── Stored rows ──

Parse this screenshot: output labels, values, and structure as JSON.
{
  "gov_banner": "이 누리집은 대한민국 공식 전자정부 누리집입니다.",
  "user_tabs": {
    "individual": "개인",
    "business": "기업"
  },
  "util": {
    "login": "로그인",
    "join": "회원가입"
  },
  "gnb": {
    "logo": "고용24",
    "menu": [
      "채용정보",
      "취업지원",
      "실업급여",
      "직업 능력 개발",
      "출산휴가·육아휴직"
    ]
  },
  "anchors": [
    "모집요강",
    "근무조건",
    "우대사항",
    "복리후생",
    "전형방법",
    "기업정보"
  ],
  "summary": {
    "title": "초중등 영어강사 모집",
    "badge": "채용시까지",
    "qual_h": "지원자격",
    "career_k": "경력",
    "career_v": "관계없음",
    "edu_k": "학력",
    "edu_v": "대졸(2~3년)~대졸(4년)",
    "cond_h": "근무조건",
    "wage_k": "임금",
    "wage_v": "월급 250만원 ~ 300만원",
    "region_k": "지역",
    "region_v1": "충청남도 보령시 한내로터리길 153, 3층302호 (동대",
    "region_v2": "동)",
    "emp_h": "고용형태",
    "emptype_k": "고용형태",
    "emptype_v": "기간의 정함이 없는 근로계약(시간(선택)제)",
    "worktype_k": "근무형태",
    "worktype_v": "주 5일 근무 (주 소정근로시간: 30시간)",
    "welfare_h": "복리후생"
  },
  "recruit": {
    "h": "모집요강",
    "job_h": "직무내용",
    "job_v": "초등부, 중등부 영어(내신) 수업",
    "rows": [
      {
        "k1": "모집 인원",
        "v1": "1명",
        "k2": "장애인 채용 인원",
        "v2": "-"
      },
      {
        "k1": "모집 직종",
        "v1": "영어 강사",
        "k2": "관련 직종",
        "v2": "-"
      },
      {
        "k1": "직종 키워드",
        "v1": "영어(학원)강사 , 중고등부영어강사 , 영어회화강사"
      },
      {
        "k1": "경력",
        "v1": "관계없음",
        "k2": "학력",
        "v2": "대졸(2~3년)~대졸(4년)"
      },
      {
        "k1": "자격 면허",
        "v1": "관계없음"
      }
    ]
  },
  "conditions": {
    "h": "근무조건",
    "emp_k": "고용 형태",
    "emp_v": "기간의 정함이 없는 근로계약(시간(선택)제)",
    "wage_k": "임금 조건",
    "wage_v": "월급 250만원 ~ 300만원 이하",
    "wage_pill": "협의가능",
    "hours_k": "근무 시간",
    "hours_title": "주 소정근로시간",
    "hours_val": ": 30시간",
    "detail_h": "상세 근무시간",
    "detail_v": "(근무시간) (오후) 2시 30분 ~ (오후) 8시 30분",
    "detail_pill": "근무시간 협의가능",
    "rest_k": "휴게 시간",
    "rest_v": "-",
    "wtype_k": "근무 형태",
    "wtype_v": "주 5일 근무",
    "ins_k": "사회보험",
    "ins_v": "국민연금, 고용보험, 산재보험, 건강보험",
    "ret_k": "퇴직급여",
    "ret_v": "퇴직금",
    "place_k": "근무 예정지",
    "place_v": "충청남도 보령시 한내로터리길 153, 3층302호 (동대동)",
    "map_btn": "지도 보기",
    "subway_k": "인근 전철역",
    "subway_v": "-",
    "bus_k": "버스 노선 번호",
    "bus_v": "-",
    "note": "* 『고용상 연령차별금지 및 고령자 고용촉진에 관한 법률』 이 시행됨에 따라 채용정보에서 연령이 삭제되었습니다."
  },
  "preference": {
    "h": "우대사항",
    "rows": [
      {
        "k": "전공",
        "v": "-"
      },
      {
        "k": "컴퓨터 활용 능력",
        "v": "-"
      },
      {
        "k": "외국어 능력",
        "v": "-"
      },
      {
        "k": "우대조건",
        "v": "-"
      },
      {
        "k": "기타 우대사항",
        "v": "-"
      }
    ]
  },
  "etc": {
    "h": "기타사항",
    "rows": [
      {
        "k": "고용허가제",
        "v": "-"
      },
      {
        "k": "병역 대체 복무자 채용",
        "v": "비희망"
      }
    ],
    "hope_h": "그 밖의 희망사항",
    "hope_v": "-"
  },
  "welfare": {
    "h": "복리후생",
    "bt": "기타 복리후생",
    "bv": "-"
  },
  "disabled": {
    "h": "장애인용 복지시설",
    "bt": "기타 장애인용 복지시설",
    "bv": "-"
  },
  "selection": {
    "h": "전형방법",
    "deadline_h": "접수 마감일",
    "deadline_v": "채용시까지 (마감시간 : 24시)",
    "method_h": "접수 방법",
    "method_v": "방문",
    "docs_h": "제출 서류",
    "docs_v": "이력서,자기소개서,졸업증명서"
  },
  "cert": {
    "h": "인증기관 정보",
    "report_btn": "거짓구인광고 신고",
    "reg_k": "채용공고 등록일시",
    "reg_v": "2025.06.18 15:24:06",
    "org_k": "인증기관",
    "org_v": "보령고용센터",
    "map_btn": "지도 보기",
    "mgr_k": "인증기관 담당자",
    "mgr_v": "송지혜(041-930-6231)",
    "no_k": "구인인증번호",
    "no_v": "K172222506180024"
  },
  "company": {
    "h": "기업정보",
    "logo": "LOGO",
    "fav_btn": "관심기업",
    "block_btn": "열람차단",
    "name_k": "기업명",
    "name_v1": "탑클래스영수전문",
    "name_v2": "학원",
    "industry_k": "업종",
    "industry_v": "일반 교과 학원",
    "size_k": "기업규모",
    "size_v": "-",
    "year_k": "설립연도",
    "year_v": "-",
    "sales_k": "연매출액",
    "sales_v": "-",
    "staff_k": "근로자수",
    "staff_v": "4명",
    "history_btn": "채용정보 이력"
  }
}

───

Given request:
Reproduce every line of the material above exactly.

Finished answer:
Parse this screenshot: output labels, values, and structure as JSON.
{
  "gov_banner": "이 누리집은 대한민국 공식 전자정부 누리집입니다.",
  "user_tabs": {
    "individual": "개인",
    "business": "기업"
  },
  "util": {
    "login": "로그인",
    "join": "회원가입"
  },
  "gnb": {
    "logo": "고용24",
    "menu": [
      "채용정보",
      "취업지원",
      "실업급여",
      "직업 능력 개발",
      "출산휴가·육아휴직"
    ]
  },
  "anchors": [
    "모집요강",
    "근무조건",
    "우대사항",
    "복리후생",
    "전형방법",
    "기업정보"
  ],
  "summary": {
    "title": "초중등 영어강사 모집",
    "badge": "채용시까지",
    "qual_h": "지원자격",
    "career_k": "경력",
    "career_v": "관계없음",
    "edu_k": "학력",
    "edu_v": "대졸(2~3년)~대졸(4년)",
    "cond_h": "근무조건",
    "wage_k": "임금",
    "wage_v": "월급 250만원 ~ 300만원",
    "region_k": "지역",
    "region_v1": "충청남도 보령시 한내로터리길 153, 3층302호 (동대",
    "region_v2": "동)",
    "emp_h": "고용형태",
    "emptype_k": "고용형태",
    "emptype_v": "기간의 정함이 없는 근로계약(시간(선택)제)",
    "worktype_k": "근무형태",
    "worktype_v": "주 5일 근무 (주 소정근로시간: 30시간)",
    "welfare_h": "복리후생"
  },
  "recruit": {
    "h": "모집요강",
    "job_h": "직무내용",
    "job_v": "초등부, 중등부 영어(내신) 수업",
    "rows": [
      {
        "k1": "모집 인원",
        "v1": "1명",
        "k2": "장애인 채용 인원",
        "v2": "-"
      },
      {
        "k1": "모집 직종",
        "v1": "영어 강사",
        "k2": "관련 직종",
        "v2": "-"
      },
      {
        "k1": "직종 키워드",
        "v1": "영어(학원)강사 , 중고등부영어강사 , 영어회화강사"
      },
      {
        "k1": "경력",
        "v1": "관계없음",
        "k2": "학력",
        "v2": "대졸(2~3년)~대졸(4년)"
      },
      {
        "k1": "자격 면허",
        "v1": "관계없음"
      }
    ]
  },
  "conditions": {
    "h": "근무조건",
    "emp_k": "고용 형태",
    "emp_v": "기간의 정함이 없는 근로계약(시간(선택)제)",
    "wage_k": "임금 조건",
    "wage_v": "월급 250만원 ~ 300만원 이하",
    "wage_pill": "협의가능",
    "hours_k": "근무 시간",
    "hours_title": "주 소정근로시간",
    "hours_val": ": 30시간",
    "detail_h": "상세 근무시간",
    "detail_v": "(근무시간) (오후) 2시 30분 ~ (오후) 8시 30분",
    "detail_pill": "근무시간 협의가능",
    "rest_k": "휴게 시간",
    "rest_v": "-",
    "wtype_k": "근무 형태",
    "wtype_v": "주 5일 근무",
    "ins_k": "사회보험",
    "ins_v": "국민연금, 고용보험, 산재보험, 건강보험",
    "ret_k": "퇴직급여",
    "ret_v": "퇴직금",
    "place_k": "근무 예정지",
    "place_v": "충청남도 보령시 한내로터리길 153, 3층302호 (동대동)",
    "map_btn": "지도 보기",
    "subway_k": "인근 전철역",
    "subway_v": "-",
    "bus_k": "버스 노선 번호",
    "bus_v": "-",
    "note": "* 『고용상 연령차별금지 및 고령자 고용촉진에 관한 법률』 이 시행됨에 따라 채용정보에서 연령이 삭제되었습니다."
  },
  "preference": {
    "h": "우대사항",
    "rows": [
      {
        "k": "전공",
        "v": "-"
      },
      {
        "k": "컴퓨터 활용 능력",
        "v": "-"
      },
      {
        "k": "외국어 능력",
        "v": "-"
      },
      {
        "k": "우대조건",
        "v": "-"
      },
      {
        "k": "기타 우대사항",
        "v": "-"
      }
    ]
  },
  "etc": {
    "h": "기타사항",
    "rows": [
      {
        "k": "고용허가제",
        "v": "-"
      },
      {
        "k": "병역 대체 복무자 채용",
        "v": "비희망"
      }
    ],
    "hope_h": "그 밖의 희망사항",
    "hope_v": "-"
  },
  "welfare": {
    "h": "복리후생",
    "bt": "기타 복리후생",
    "bv": "-"
  },
  "disabled": {
    "h": "장애인용 복지시설",
    "bt": "기타 장애인용 복지시설",
    "bv": "-"
  },
  "selection": {
    "h": "전형방법",
    "deadline_h": "접수 마감일",
    "deadline_v": "채용시까지 (마감시간 : 24시)",
    "method_h": "접수 방법",
    "method_v": "방문",
    "docs_h": "제출 서류",
    "docs_v": "이력서,자기소개서,졸업증명서"
  },
  "cert": {
    "h": "인증기관 정보",
    "report_btn": "거짓구인광고 신고",
    "reg_k": "채용공고 등록일시",
    "reg_v": "2025.06.18 15:24:06",
    "org_k": "인증기관",
    "org_v": "보령고용센터",
    "map_btn": "지도 보기",
    "mgr_k": "인증기관 담당자",
    "mgr_v": "송지혜(041-930-6231)",
    "no_k": "구인인증번호",
    "no_v": "K172222506180024"
  },
  "company": {
    "h": "기업정보",
    "logo": "LOGO",
    "fav_btn": "관심기업",
    "block_btn": "열람차단",
    "name_k": "기업명",
    "name_v1": "탑클래스영수전문",
    "name_v2": "학원",
    "industry_k": "업종",
    "industry_v": "일반 교과 학원",
    "size_k": "기업규모",
    "size_v": "-",
    "year_k": "설립연도",
    "year_v": "-",
    "sales_k": "연매출액",
    "sales_v": "-",
    "staff_k": "근로자수",
    "staff_v": "4명",
    "history_btn": "채용정보 이력"
  }
}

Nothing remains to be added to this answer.